[What you will do]:
Word for word, give the material below again, minus any images.

Dataset records
— begin —

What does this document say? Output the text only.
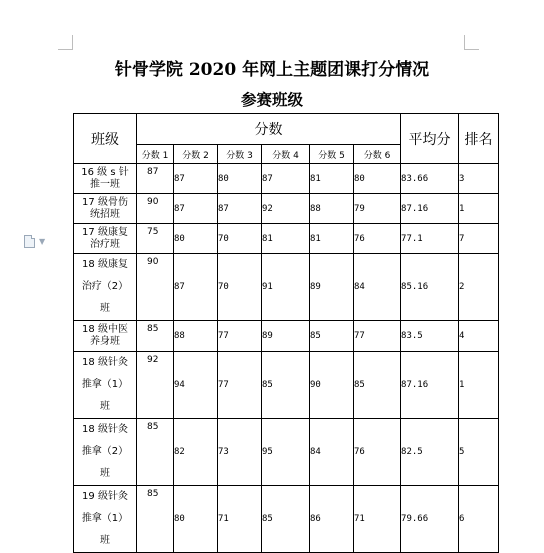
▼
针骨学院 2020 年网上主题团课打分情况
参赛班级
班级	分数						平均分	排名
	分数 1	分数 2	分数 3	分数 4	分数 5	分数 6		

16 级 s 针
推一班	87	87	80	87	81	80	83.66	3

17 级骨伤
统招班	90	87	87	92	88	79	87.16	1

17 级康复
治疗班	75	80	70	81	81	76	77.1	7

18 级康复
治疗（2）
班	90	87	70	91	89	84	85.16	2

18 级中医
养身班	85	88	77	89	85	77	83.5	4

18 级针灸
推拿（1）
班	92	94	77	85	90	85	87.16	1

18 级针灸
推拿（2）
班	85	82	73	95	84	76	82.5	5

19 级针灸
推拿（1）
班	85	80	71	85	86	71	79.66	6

— end —

[Exercise answer]:
What does this document say? Output the text only.
▼
针骨学院 2020 年网上主题团课打分情况
参赛班级
班级	分数						平均分	排名
	分数 1	分数 2	分数 3	分数 4	分数 5	分数 6		

16 级 s 针
推一班	87	87	80	87	81	80	83.66	3

17 级骨伤
统招班	90	87	87	92	88	79	87.16	1

17 级康复
治疗班	75	80	70	81	81	76	77.1	7

18 级康复
治疗（2）
班	90	87	70	91	89	84	85.16	2

18 级中医
养身班	85	88	77	89	85	77	83.5	4

18 级针灸
推拿（1）
班	92	94	77	85	90	85	87.16	1

18 级针灸
推拿（2）
班	85	82	73	95	84	76	82.5	5

19 级针灸
推拿（1）
班	85	80	71	85	86	71	79.66	6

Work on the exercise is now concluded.